## Written exercise
Transcribe the records that follow. Keep every word exactly, and drop the pictures.

## Stored data
>> BEGIN

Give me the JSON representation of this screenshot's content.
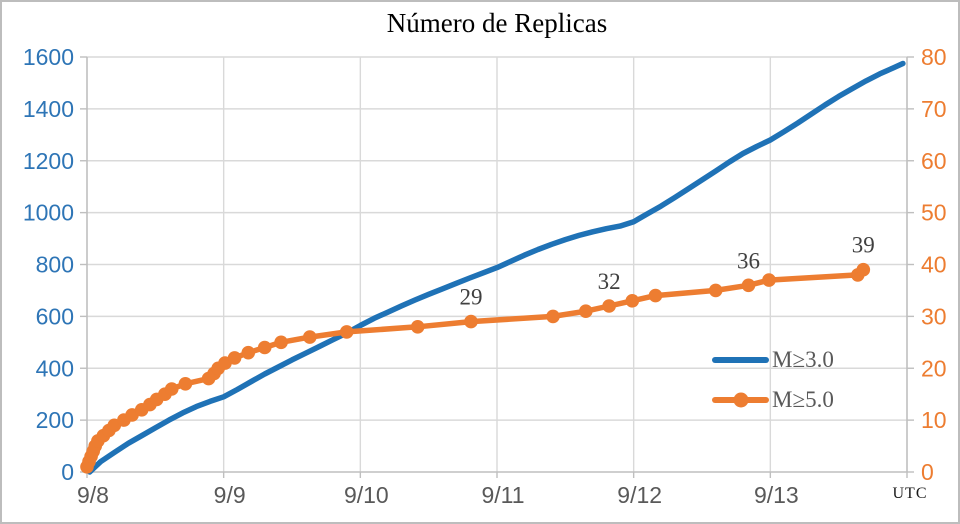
{
  "title": "Número de Replicas",
  "utc_label": "UTC",
  "colors": {
    "series_m3": "#1F72B6",
    "series_m5": "#ED7D31",
    "y_left_labels": "#2E75B6",
    "y_right_labels": "#ED7D31",
    "x_labels": "#595959",
    "legend_text": "#595959",
    "point_labels": "#404040",
    "gridline": "#D9D9D9",
    "axis_line": "#BFBFBF",
    "title_text": "#000000",
    "background": "#FFFFFF"
  },
  "chart_data": {
    "type": "line",
    "title": "Número de Replicas",
    "xlabel": "UTC",
    "x_axis": {
      "tick_labels": [
        "9/8",
        "9/9",
        "9/10",
        "9/11",
        "9/12",
        "9/13"
      ],
      "domain_days": [
        0,
        6
      ],
      "grid": true
    },
    "y_axis_left": {
      "min": 0,
      "max": 1600,
      "step": 200,
      "tick_labels": [
        "0",
        "200",
        "400",
        "600",
        "800",
        "1000",
        "1200",
        "1400",
        "1600"
      ],
      "grid": true
    },
    "y_axis_right": {
      "min": 0,
      "max": 80,
      "step": 10,
      "tick_labels": [
        "0",
        "10",
        "20",
        "30",
        "40",
        "50",
        "60",
        "70",
        "80"
      ]
    },
    "legend": {
      "position": "inside-lower-right",
      "entries": [
        "M≥3.0",
        "M≥5.0"
      ]
    },
    "series": [
      {
        "name": "M≥3.0",
        "axis": "left",
        "color": "#1F72B6",
        "marker": "none",
        "points": [
          [
            0.02,
            0
          ],
          [
            0.06,
            20
          ],
          [
            0.1,
            40
          ],
          [
            0.2,
            75
          ],
          [
            0.3,
            110
          ],
          [
            0.4,
            140
          ],
          [
            0.5,
            170
          ],
          [
            0.6,
            200
          ],
          [
            0.7,
            228
          ],
          [
            0.8,
            252
          ],
          [
            0.9,
            272
          ],
          [
            1.0,
            290
          ],
          [
            1.1,
            318
          ],
          [
            1.2,
            348
          ],
          [
            1.3,
            378
          ],
          [
            1.4,
            405
          ],
          [
            1.5,
            432
          ],
          [
            1.6,
            458
          ],
          [
            1.7,
            484
          ],
          [
            1.8,
            510
          ],
          [
            1.9,
            536
          ],
          [
            2.0,
            565
          ],
          [
            2.1,
            592
          ],
          [
            2.2,
            616
          ],
          [
            2.3,
            640
          ],
          [
            2.4,
            663
          ],
          [
            2.5,
            685
          ],
          [
            2.6,
            706
          ],
          [
            2.7,
            727
          ],
          [
            2.8,
            748
          ],
          [
            2.9,
            768
          ],
          [
            3.0,
            788
          ],
          [
            3.1,
            812
          ],
          [
            3.2,
            836
          ],
          [
            3.3,
            858
          ],
          [
            3.4,
            878
          ],
          [
            3.5,
            896
          ],
          [
            3.6,
            912
          ],
          [
            3.7,
            926
          ],
          [
            3.8,
            938
          ],
          [
            3.9,
            948
          ],
          [
            4.0,
            965
          ],
          [
            4.1,
            995
          ],
          [
            4.2,
            1025
          ],
          [
            4.3,
            1058
          ],
          [
            4.4,
            1092
          ],
          [
            4.5,
            1126
          ],
          [
            4.6,
            1160
          ],
          [
            4.7,
            1195
          ],
          [
            4.8,
            1228
          ],
          [
            4.9,
            1255
          ],
          [
            5.0,
            1280
          ],
          [
            5.1,
            1312
          ],
          [
            5.2,
            1345
          ],
          [
            5.3,
            1380
          ],
          [
            5.4,
            1415
          ],
          [
            5.5,
            1448
          ],
          [
            5.6,
            1478
          ],
          [
            5.7,
            1508
          ],
          [
            5.8,
            1535
          ],
          [
            5.9,
            1558
          ],
          [
            5.97,
            1575
          ]
        ]
      },
      {
        "name": "M≥5.0",
        "axis": "right",
        "color": "#ED7D31",
        "marker": "circle",
        "points": [
          [
            0.0,
            1
          ],
          [
            0.015,
            2
          ],
          [
            0.03,
            3
          ],
          [
            0.045,
            4
          ],
          [
            0.06,
            5
          ],
          [
            0.08,
            6
          ],
          [
            0.12,
            7
          ],
          [
            0.16,
            8
          ],
          [
            0.2,
            9
          ],
          [
            0.27,
            10
          ],
          [
            0.33,
            11
          ],
          [
            0.4,
            12
          ],
          [
            0.46,
            13
          ],
          [
            0.51,
            14
          ],
          [
            0.57,
            15
          ],
          [
            0.62,
            16
          ],
          [
            0.72,
            17
          ],
          [
            0.89,
            18
          ],
          [
            0.93,
            19
          ],
          [
            0.96,
            20
          ],
          [
            1.01,
            21
          ],
          [
            1.08,
            22
          ],
          [
            1.18,
            23
          ],
          [
            1.3,
            24
          ],
          [
            1.42,
            25
          ],
          [
            1.63,
            26
          ],
          [
            1.9,
            27
          ],
          [
            2.42,
            28
          ],
          [
            2.81,
            29
          ],
          [
            3.41,
            30
          ],
          [
            3.65,
            31
          ],
          [
            3.82,
            32
          ],
          [
            3.99,
            33
          ],
          [
            4.16,
            34
          ],
          [
            4.6,
            35
          ],
          [
            4.84,
            36
          ],
          [
            4.99,
            37
          ],
          [
            5.64,
            38
          ],
          [
            5.68,
            39
          ]
        ]
      }
    ],
    "point_labels": [
      {
        "text": "29",
        "series": "M≥5.0",
        "t": 2.81,
        "value": 29
      },
      {
        "text": "32",
        "series": "M≥5.0",
        "t": 3.82,
        "value": 32
      },
      {
        "text": "36",
        "series": "M≥5.0",
        "t": 4.84,
        "value": 36
      },
      {
        "text": "39",
        "series": "M≥5.0",
        "t": 5.68,
        "value": 39
      }
    ]
  }
}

>> END

## Worked answer
Give me the JSON representation of this screenshot's content.
{
  "title": "Número de Replicas",
  "utc_label": "UTC",
  "colors": {
    "series_m3": "#1F72B6",
    "series_m5": "#ED7D31",
    "y_left_labels": "#2E75B6",
    "y_right_labels": "#ED7D31",
    "x_labels": "#595959",
    "legend_text": "#595959",
    "point_labels": "#404040",
    "gridline": "#D9D9D9",
    "axis_line": "#BFBFBF",
    "title_text": "#000000",
    "background": "#FFFFFF"
  },
  "chart_data": {
    "type": "line",
    "title": "Número de Replicas",
    "xlabel": "UTC",
    "x_axis": {
      "tick_labels": [
        "9/8",
        "9/9",
        "9/10",
        "9/11",
        "9/12",
        "9/13"
      ],
      "domain_days": [
        0,
        6
      ],
      "grid": true
    },
    "y_axis_left": {
      "min": 0,
      "max": 1600,
      "step": 200,
      "tick_labels": [
        "0",
        "200",
        "400",
        "600",
        "800",
        "1000",
        "1200",
        "1400",
        "1600"
      ],
      "grid": true
    },
    "y_axis_right": {
      "min": 0,
      "max": 80,
      "step": 10,
      "tick_labels": [
        "0",
        "10",
        "20",
        "30",
        "40",
        "50",
        "60",
        "70",
        "80"
      ]
    },
    "legend": {
      "position": "inside-lower-right",
      "entries": [
        "M≥3.0",
        "M≥5.0"
      ]
    },
    "series": [
      {
        "name": "M≥3.0",
        "axis": "left",
        "color": "#1F72B6",
        "marker": "none",
        "points": [
          [
            0.02,
            0
          ],
          [
            0.06,
            20
          ],
          [
            0.1,
            40
          ],
          [
            0.2,
            75
          ],
          [
            0.3,
            110
          ],
          [
            0.4,
            140
          ],
          [
            0.5,
            170
          ],
          [
            0.6,
            200
          ],
          [
            0.7,
            228
          ],
          [
            0.8,
            252
          ],
          [
            0.9,
            272
          ],
          [
            1.0,
            290
          ],
          [
            1.1,
            318
          ],
          [
            1.2,
            348
          ],
          [
            1.3,
            378
          ],
          [
            1.4,
            405
          ],
          [
            1.5,
            432
          ],
          [
            1.6,
            458
          ],
          [
            1.7,
            484
          ],
          [
            1.8,
            510
          ],
          [
            1.9,
            536
          ],
          [
            2.0,
            565
          ],
          [
            2.1,
            592
          ],
          [
            2.2,
            616
          ],
          [
            2.3,
            640
          ],
          [
            2.4,
            663
          ],
          [
            2.5,
            685
          ],
          [
            2.6,
            706
          ],
          [
            2.7,
            727
          ],
          [
            2.8,
            748
          ],
          [
            2.9,
            768
          ],
          [
            3.0,
            788
          ],
          [
            3.1,
            812
          ],
          [
            3.2,
            836
          ],
          [
            3.3,
            858
          ],
          [
            3.4,
            878
          ],
          [
            3.5,
            896
          ],
          [
            3.6,
            912
          ],
          [
            3.7,
            926
          ],
          [
            3.8,
            938
          ],
          [
            3.9,
            948
          ],
          [
            4.0,
            965
          ],
          [
            4.1,
            995
          ],
          [
            4.2,
            1025
          ],
          [
            4.3,
            1058
          ],
          [
            4.4,
            1092
          ],
          [
            4.5,
            1126
          ],
          [
            4.6,
            1160
          ],
          [
            4.7,
            1195
          ],
          [
            4.8,
            1228
          ],
          [
            4.9,
            1255
          ],
          [
            5.0,
            1280
          ],
          [
            5.1,
            1312
          ],
          [
            5.2,
            1345
          ],
          [
            5.3,
            1380
          ],
          [
            5.4,
            1415
          ],
          [
            5.5,
            1448
          ],
          [
            5.6,
            1478
          ],
          [
            5.7,
            1508
          ],
          [
            5.8,
            1535
          ],
          [
            5.9,
            1558
          ],
          [
            5.97,
            1575
          ]
        ]
      },
      {
        "name": "M≥5.0",
        "axis": "right",
        "color": "#ED7D31",
        "marker": "circle",
        "points": [
          [
            0.0,
            1
          ],
          [
            0.015,
            2
          ],
          [
            0.03,
            3
          ],
          [
            0.045,
            4
          ],
          [
            0.06,
            5
          ],
          [
            0.08,
            6
          ],
          [
            0.12,
            7
          ],
          [
            0.16,
            8
          ],
          [
            0.2,
            9
          ],
          [
            0.27,
            10
          ],
          [
            0.33,
            11
          ],
          [
            0.4,
            12
          ],
          [
            0.46,
            13
          ],
          [
            0.51,
            14
          ],
          [
            0.57,
            15
          ],
          [
            0.62,
            16
          ],
          [
            0.72,
            17
          ],
          [
            0.89,
            18
          ],
          [
            0.93,
            19
          ],
          [
            0.96,
            20
          ],
          [
            1.01,
            21
          ],
          [
            1.08,
            22
          ],
          [
            1.18,
            23
          ],
          [
            1.3,
            24
          ],
          [
            1.42,
            25
          ],
          [
            1.63,
            26
          ],
          [
            1.9,
            27
          ],
          [
            2.42,
            28
          ],
          [
            2.81,
            29
          ],
          [
            3.41,
            30
          ],
          [
            3.65,
            31
          ],
          [
            3.82,
            32
          ],
          [
            3.99,
            33
          ],
          [
            4.16,
            34
          ],
          [
            4.6,
            35
          ],
          [
            4.84,
            36
          ],
          [
            4.99,
            37
          ],
          [
            5.64,
            38
          ],
          [
            5.68,
            39
          ]
        ]
      }
    ],
    "point_labels": [
      {
        "text": "29",
        "series": "M≥5.0",
        "t": 2.81,
        "value": 29
      },
      {
        "text": "32",
        "series": "M≥5.0",
        "t": 3.82,
        "value": 32
      },
      {
        "text": "36",
        "series": "M≥5.0",
        "t": 4.84,
        "value": 36
      },
      {
        "text": "39",
        "series": "M≥5.0",
        "t": 5.68,
        "value": 39
      }
    ]
  }
}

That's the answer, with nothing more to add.